Task details:
A single figure is required: the number of lines in the listing below containing the word "Click".

____________

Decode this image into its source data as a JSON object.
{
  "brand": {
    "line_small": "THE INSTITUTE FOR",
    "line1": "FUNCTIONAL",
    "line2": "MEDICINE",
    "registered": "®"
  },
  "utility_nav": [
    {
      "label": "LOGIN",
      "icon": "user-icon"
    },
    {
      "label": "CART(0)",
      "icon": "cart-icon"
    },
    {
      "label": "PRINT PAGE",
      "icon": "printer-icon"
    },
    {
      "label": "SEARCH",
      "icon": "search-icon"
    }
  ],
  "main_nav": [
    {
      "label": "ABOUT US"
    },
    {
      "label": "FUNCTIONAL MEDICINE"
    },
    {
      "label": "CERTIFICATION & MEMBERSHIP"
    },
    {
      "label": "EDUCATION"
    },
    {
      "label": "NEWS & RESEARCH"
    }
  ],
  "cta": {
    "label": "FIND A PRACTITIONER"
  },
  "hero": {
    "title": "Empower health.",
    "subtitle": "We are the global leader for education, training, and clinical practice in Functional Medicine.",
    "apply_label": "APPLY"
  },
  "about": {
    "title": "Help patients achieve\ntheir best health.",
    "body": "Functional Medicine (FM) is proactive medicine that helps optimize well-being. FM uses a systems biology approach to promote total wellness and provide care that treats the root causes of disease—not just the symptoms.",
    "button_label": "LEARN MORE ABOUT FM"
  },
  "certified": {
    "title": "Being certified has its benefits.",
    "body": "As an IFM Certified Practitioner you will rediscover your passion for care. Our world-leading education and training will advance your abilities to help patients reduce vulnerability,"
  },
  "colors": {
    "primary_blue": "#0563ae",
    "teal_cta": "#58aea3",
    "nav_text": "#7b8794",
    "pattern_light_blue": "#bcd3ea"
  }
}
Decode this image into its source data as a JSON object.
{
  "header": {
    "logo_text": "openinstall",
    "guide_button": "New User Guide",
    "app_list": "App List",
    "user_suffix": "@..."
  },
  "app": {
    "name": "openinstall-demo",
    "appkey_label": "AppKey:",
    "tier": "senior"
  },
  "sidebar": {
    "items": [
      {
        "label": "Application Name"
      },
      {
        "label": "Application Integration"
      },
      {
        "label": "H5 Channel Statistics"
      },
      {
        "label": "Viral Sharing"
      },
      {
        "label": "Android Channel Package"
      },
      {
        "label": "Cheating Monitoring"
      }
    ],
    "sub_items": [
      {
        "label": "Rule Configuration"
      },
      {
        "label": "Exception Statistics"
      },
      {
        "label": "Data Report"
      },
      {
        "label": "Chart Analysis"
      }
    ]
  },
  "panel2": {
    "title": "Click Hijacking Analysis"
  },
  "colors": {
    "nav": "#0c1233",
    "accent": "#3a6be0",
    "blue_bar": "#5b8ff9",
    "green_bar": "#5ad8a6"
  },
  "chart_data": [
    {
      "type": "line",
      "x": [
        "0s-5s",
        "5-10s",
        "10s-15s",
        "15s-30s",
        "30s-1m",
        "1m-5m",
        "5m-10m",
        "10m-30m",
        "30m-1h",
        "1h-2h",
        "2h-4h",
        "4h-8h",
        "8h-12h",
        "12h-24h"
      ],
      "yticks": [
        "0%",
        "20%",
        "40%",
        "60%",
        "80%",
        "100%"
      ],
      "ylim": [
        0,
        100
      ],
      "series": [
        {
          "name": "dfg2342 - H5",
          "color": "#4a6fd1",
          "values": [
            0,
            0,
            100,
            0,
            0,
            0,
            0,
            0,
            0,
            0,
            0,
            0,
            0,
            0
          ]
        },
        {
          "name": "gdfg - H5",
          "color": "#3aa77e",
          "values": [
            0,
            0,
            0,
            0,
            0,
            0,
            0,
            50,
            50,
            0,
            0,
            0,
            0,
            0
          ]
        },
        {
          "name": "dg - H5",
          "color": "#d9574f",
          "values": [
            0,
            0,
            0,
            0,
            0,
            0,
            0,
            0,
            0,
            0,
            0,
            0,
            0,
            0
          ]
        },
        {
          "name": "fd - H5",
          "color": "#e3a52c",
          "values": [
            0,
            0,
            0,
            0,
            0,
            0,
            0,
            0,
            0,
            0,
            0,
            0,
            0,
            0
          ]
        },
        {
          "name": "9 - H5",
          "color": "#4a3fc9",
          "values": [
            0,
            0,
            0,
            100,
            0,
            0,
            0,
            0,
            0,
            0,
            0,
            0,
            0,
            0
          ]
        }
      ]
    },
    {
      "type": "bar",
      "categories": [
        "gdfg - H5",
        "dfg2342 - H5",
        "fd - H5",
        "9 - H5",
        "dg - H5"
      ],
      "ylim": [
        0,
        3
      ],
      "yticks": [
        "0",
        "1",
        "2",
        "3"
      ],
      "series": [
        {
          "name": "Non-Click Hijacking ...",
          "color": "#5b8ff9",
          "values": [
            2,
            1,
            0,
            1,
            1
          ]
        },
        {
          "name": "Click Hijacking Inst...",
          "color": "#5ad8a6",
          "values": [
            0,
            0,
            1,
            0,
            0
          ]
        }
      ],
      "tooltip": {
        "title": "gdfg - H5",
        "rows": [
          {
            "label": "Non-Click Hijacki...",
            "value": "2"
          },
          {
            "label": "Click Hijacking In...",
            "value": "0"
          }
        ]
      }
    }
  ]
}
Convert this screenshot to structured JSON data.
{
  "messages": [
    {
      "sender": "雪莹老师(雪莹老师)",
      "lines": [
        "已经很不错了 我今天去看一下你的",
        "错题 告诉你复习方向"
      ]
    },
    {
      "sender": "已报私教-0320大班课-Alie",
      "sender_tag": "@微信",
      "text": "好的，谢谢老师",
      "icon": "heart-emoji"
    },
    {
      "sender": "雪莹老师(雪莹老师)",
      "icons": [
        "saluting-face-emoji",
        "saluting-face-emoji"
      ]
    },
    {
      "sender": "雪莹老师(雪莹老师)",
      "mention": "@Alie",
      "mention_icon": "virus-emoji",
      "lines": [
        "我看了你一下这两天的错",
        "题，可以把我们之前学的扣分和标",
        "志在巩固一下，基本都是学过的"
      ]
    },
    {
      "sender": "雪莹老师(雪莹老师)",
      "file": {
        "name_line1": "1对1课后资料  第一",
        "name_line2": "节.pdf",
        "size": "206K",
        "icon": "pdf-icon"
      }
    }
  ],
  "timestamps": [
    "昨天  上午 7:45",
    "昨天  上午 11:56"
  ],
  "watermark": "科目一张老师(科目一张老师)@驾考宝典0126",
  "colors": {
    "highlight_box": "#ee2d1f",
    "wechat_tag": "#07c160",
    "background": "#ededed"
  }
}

____________

Written response:
5